WORK INSTRUCTIONS: Repeat the material exactly as it appears.

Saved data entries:

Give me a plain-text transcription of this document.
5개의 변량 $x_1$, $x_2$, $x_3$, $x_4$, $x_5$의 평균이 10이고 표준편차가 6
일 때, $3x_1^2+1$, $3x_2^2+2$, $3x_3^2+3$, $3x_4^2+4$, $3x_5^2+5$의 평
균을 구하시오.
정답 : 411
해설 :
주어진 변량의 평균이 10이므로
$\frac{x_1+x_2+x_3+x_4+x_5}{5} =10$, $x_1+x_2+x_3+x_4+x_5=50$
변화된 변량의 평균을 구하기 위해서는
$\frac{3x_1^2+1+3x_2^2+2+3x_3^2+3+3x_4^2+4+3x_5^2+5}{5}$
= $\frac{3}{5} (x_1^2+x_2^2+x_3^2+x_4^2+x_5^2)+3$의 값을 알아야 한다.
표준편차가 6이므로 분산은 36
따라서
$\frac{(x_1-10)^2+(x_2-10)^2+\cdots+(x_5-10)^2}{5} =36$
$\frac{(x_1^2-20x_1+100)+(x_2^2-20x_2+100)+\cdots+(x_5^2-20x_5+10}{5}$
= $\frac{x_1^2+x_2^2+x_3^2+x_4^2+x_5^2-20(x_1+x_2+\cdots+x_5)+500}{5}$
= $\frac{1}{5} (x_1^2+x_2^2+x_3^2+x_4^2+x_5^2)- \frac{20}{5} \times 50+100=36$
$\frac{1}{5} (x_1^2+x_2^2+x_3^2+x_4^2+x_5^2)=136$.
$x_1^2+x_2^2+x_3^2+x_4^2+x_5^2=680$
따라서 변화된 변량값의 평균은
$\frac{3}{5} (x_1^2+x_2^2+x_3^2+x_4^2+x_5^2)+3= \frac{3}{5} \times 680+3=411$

RESPONSE TO THE EXERCISE:
Give me a plain-text transcription of this document.
5개의 변량 $x_1$, $x_2$, $x_3$, $x_4$, $x_5$의 평균이 10이고 표준편차가 6
일 때, $3x_1^2+1$, $3x_2^2+2$, $3x_3^2+3$, $3x_4^2+4$, $3x_5^2+5$의 평
균을 구하시오.
정답 : 411
해설 :
주어진 변량의 평균이 10이므로
$\frac{x_1+x_2+x_3+x_4+x_5}{5} =10$, $x_1+x_2+x_3+x_4+x_5=50$
변화된 변량의 평균을 구하기 위해서는
$\frac{3x_1^2+1+3x_2^2+2+3x_3^2+3+3x_4^2+4+3x_5^2+5}{5}$
= $\frac{3}{5} (x_1^2+x_2^2+x_3^2+x_4^2+x_5^2)+3$의 값을 알아야 한다.
표준편차가 6이므로 분산은 36
따라서
$\frac{(x_1-10)^2+(x_2-10)^2+\cdots+(x_5-10)^2}{5} =36$
$\frac{(x_1^2-20x_1+100)+(x_2^2-20x_2+100)+\cdots+(x_5^2-20x_5+10}{5}$
= $\frac{x_1^2+x_2^2+x_3^2+x_4^2+x_5^2-20(x_1+x_2+\cdots+x_5)+500}{5}$
= $\frac{1}{5} (x_1^2+x_2^2+x_3^2+x_4^2+x_5^2)- \frac{20}{5} \times 50+100=36$
$\frac{1}{5} (x_1^2+x_2^2+x_3^2+x_4^2+x_5^2)=136$.
$x_1^2+x_2^2+x_3^2+x_4^2+x_5^2=680$
따라서 변화된 변량값의 평균은
$\frac{3}{5} (x_1^2+x_2^2+x_3^2+x_4^2+x_5^2)+3= \frac{3}{5} \times 680+3=411$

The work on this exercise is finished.